--- Seite ---

Fatoni: Es ist schon ein bisschen stressig. Man hat halt viel zu organisieren vorher. Durch die Verschiebung der Tour haben wir auch schon so lange nicht mehr live gespielt. Fast ein Jahr. Man muss sich das Ganze also wieder irgendwie draufspielen. Aber ich hab voll Bock, weil es eigentlich so das Beste ist, von den Sachen die man so macht wenn man von der Musik lebt. 

Dass ihr Bock habt, sieht man immer auch in euren Tour-Ankündigungsvideos. Das sind ja quasi auch nochmal zusätzliche eigene Highlights für sich. Wer hat denn da die Ideen und kommt auf den ganzen Quatsch, den ihr da macht?

---

### Aufgaben
[A] Wie lange wurde laut dem Interview mit Fatoni nicht mehr live gespielt?
[B] Prüfe anhand des Interviews mit Fatoni, ob diese Aussagen stimmen: (i) Fatoni empfindet die Zeit vor der Tour als völlig entspannt. (ii) Die Tour wurde verschoben. (iii) Vor der Tour muss viel organisiert werden. Antworte jeweils mit Ja oder Nein und zitiere die entscheidende Stelle.
[C] Führe das Interview mit Fatoni im Anschluss an die letzte Frage fort.

--- Datenauszüge ---

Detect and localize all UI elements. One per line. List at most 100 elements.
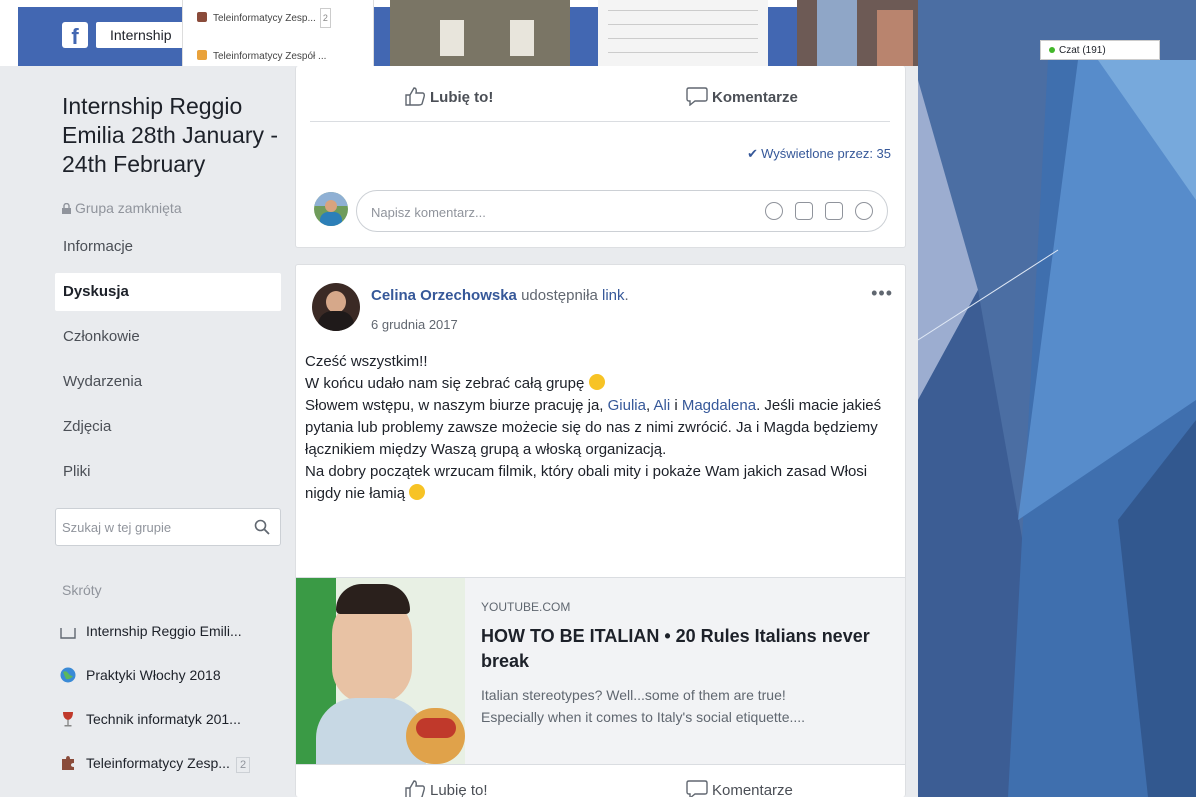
puzzle-icon bbox=[197, 12, 207, 22]
post-header: Celina Orzechowska udostępniła link. bbox=[371, 287, 629, 304]
camera-icon[interactable] bbox=[795, 202, 813, 220]
link-description-line: Especially when it comes to Italy's soci… bbox=[481, 709, 806, 725]
comment-button[interactable]: Komentarze bbox=[686, 779, 793, 797]
suggestion-label: Teleinformatycy Zespół ... bbox=[213, 51, 327, 62]
link-title[interactable]: HOW TO BE ITALIAN • 20 Rules Italians ne… bbox=[481, 624, 891, 674]
smile-emoji-icon bbox=[409, 484, 426, 500]
comment-button[interactable]: Komentarze bbox=[686, 86, 798, 110]
search-suggestions-dropdown: Teleinformatycy Zesp... 2 Teleinformatycy… bbox=[182, 0, 374, 66]
link-description-line: Italian stereotypes? Well...some of them… bbox=[481, 687, 786, 703]
globe-icon bbox=[60, 667, 76, 683]
chat-label: Czat (191) bbox=[1059, 45, 1106, 56]
avatar[interactable] bbox=[314, 192, 348, 226]
nav-item-wydarzenia[interactable]: Wydarzenia bbox=[55, 363, 281, 401]
post-line: Na dobry początek wrzucam filmik, który … bbox=[305, 461, 895, 505]
link-description: Italian stereotypes? Well...some of them… bbox=[481, 684, 891, 728]
tagged-name[interactable]: Giulia bbox=[608, 397, 646, 414]
header-search-input[interactable]: Internship bbox=[96, 22, 182, 48]
comment-icon bbox=[686, 780, 708, 797]
checkmark-icon: ✔ bbox=[747, 146, 759, 161]
group-sidebar: Internship Reggio Emilia 28th January - … bbox=[0, 66, 295, 797]
post-line-text: Słowem wstępu, w naszym biurze pracuję j… bbox=[305, 397, 608, 414]
like-label: Lubię to! bbox=[430, 782, 488, 797]
suggestion-label: Teleinformatycy Zesp... bbox=[213, 13, 316, 24]
seen-by-label: Wyświetlone przez: 35 bbox=[761, 146, 891, 161]
link-preview[interactable]: YOUTUBE.COM HOW TO BE ITALIAN • 20 Rules… bbox=[296, 577, 905, 765]
nav-item-pliki[interactable]: Pliki bbox=[55, 453, 281, 491]
post-text: Cześć wszystkim!! W końcu udało nam się … bbox=[305, 351, 895, 505]
author-name[interactable]: Celina Orzechowska bbox=[371, 287, 517, 304]
post-date[interactable]: 6 grudnia 2017 bbox=[371, 317, 458, 332]
nav-item-zdjecia[interactable]: Zdjęcia bbox=[55, 408, 281, 446]
author-avatar[interactable] bbox=[312, 283, 360, 331]
separator-text: i bbox=[670, 397, 682, 414]
suggestion-item[interactable]: Teleinformatycy Zesp... 2 bbox=[197, 8, 331, 28]
post-line-text: W końcu udało nam się zebrać całą grupę bbox=[305, 375, 585, 392]
previous-post-card: Lubię to! Komentarze ✔ Wyświetlone przez:… bbox=[295, 66, 906, 248]
nav-item-informacje[interactable]: Informacje bbox=[55, 228, 281, 266]
like-button[interactable]: Lubię to! bbox=[404, 779, 488, 797]
like-label: Lubię to! bbox=[430, 89, 494, 106]
slide-background bbox=[918, 0, 1196, 797]
group-title[interactable]: Internship Reggio Emilia 28th January - … bbox=[62, 92, 292, 179]
post-action-text: udostępniła bbox=[521, 287, 598, 304]
group-search-box bbox=[55, 508, 281, 546]
thumbs-up-icon bbox=[405, 780, 426, 797]
smile-emoji-icon bbox=[588, 374, 605, 390]
shortcuts-heading: Skróty bbox=[62, 582, 102, 598]
shortcut-badge: 2 bbox=[235, 757, 251, 773]
suggestion-badge: 2 bbox=[319, 8, 331, 28]
comment-input[interactable] bbox=[371, 201, 731, 223]
nav-item-czlonkowie[interactable]: Członkowie bbox=[55, 318, 281, 356]
tagged-name[interactable]: Ali bbox=[654, 397, 671, 414]
shared-link-word[interactable]: link bbox=[602, 287, 625, 304]
seen-by-count[interactable]: ✔ Wyświetlone przez: 35 bbox=[747, 146, 891, 162]
facebook-logo-icon[interactable]: f bbox=[62, 22, 88, 49]
post-header-period: . bbox=[624, 287, 629, 304]
comment-composer bbox=[356, 190, 888, 232]
like-button[interactable]: Lubię to! bbox=[404, 86, 493, 110]
group-search-input[interactable] bbox=[56, 509, 236, 545]
sticker-icon[interactable] bbox=[855, 202, 873, 220]
search-icon[interactable] bbox=[254, 519, 270, 535]
shortcut-label: Internship Reggio Emili... bbox=[86, 623, 242, 639]
group-icon bbox=[197, 50, 207, 60]
slide-decoration bbox=[918, 0, 1196, 797]
puzzle-icon bbox=[62, 756, 74, 770]
comment-label: Komentarze bbox=[712, 782, 793, 797]
shortcut-label: Teleinformatycy Zesp... bbox=[86, 755, 230, 771]
shortcut-item[interactable]: Praktyki Włochy 2018 bbox=[60, 664, 221, 686]
shortcut-item[interactable]: Internship Reggio Emili... bbox=[60, 620, 242, 642]
thumbs-up-icon bbox=[405, 87, 426, 106]
nav-item-dyskusja[interactable]: Dyskusja bbox=[55, 273, 281, 311]
post-line: Cześć wszystkim!! bbox=[305, 353, 428, 370]
comment-tools bbox=[753, 202, 873, 220]
group-privacy-text: Grupa zamknięta bbox=[75, 200, 182, 216]
post-action-bar: Lubię to! Komentarze bbox=[310, 74, 890, 122]
separator-text: , bbox=[645, 397, 654, 414]
document-thumbnail bbox=[598, 0, 768, 66]
chat-button[interactable]: Czat (191) bbox=[1040, 40, 1160, 60]
suggestion-item[interactable]: Teleinformatycy Zespół ... bbox=[197, 48, 326, 66]
comment-icon bbox=[686, 87, 708, 107]
video-thumbnail[interactable] bbox=[296, 578, 465, 764]
emoji-icon[interactable] bbox=[765, 202, 783, 220]
group-privacy-label: Grupa zamknięta bbox=[62, 200, 182, 216]
shortcut-label: Praktyki Włochy 2018 bbox=[86, 667, 221, 683]
post-card: Celina Orzechowska udostępniła link. 6 g… bbox=[295, 264, 906, 797]
group-icon bbox=[60, 628, 76, 639]
post-paragraph: Słowem wstępu, w naszym biurze pracuję j… bbox=[305, 395, 895, 461]
post-line-text: Na dobry początek wrzucam filmik, który … bbox=[305, 463, 868, 502]
lock-icon bbox=[62, 202, 71, 214]
shortcut-item[interactable]: Teleinformatycy Zesp... 2 bbox=[60, 752, 251, 774]
link-domain: YOUTUBE.COM bbox=[481, 600, 571, 614]
post-line: W końcu udało nam się zebrać całą grupę bbox=[305, 373, 895, 395]
shortcut-item[interactable]: Technik informatyk 201... bbox=[60, 708, 241, 730]
online-dot-icon bbox=[1049, 47, 1055, 53]
post-options-icon[interactable]: ••• bbox=[871, 283, 893, 304]
photo-thumbnail bbox=[390, 0, 570, 66]
wine-icon bbox=[63, 712, 73, 727]
gif-icon[interactable] bbox=[825, 202, 843, 220]
tagged-name[interactable]: Magdalena bbox=[682, 397, 756, 414]
top-header-strip: f Internship Teleinformatycy Zesp... 2 Te… bbox=[0, 0, 918, 66]
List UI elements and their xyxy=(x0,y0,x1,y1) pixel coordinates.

---

### Erwartete Antworten
[A] Fast ein Jahr.

[B]
(i) Nein: „Es ist schon ein bisschen stressig.“
(ii) Ja: „Durch die Verschiebung der Tour haben wir auch schon so lange nicht mehr live gespielt.“
(iii) Ja: „Man hat halt viel zu organisieren vorher.“

[C]
Es ist so ein bisschen ein Kollektiv bestehend aus Juse Ju, ein guter Freund von mir und Support bei der anstehenden Tour, mir und der Videoproduktionsfirma namens „oh my“. Die machen in erster Linie Musik-Videos. Die haben zum Beispiel für mich ein paar gemacht beim letzten Album. Aber die sind auch für große Bands wie KIZ tätig. Auf so einen Quatsch nebenbei haben die dann aber trotzdem Bock. Ich find das voll gut. Für die leider verschobene Tour, haben wir dann ja ein Video ziemlich offensichtlich im Greenscreen gedreht. Und das können die locker. Da haben die Skills. Es macht auf jeden sehr viel Spaß.

Hilft dir deine Schauspielerfahrung und -ausbildung dabei?

Naja, das ist ja eher Comedy. Da steht mir Juse in nichts nach, auch ohne Schauspielausbildung. Aber ich hab ja auch schon ernstere Sachen gemacht und wenn man ein Musikvideo dreht, dann hilft die Ausbildung einem schon.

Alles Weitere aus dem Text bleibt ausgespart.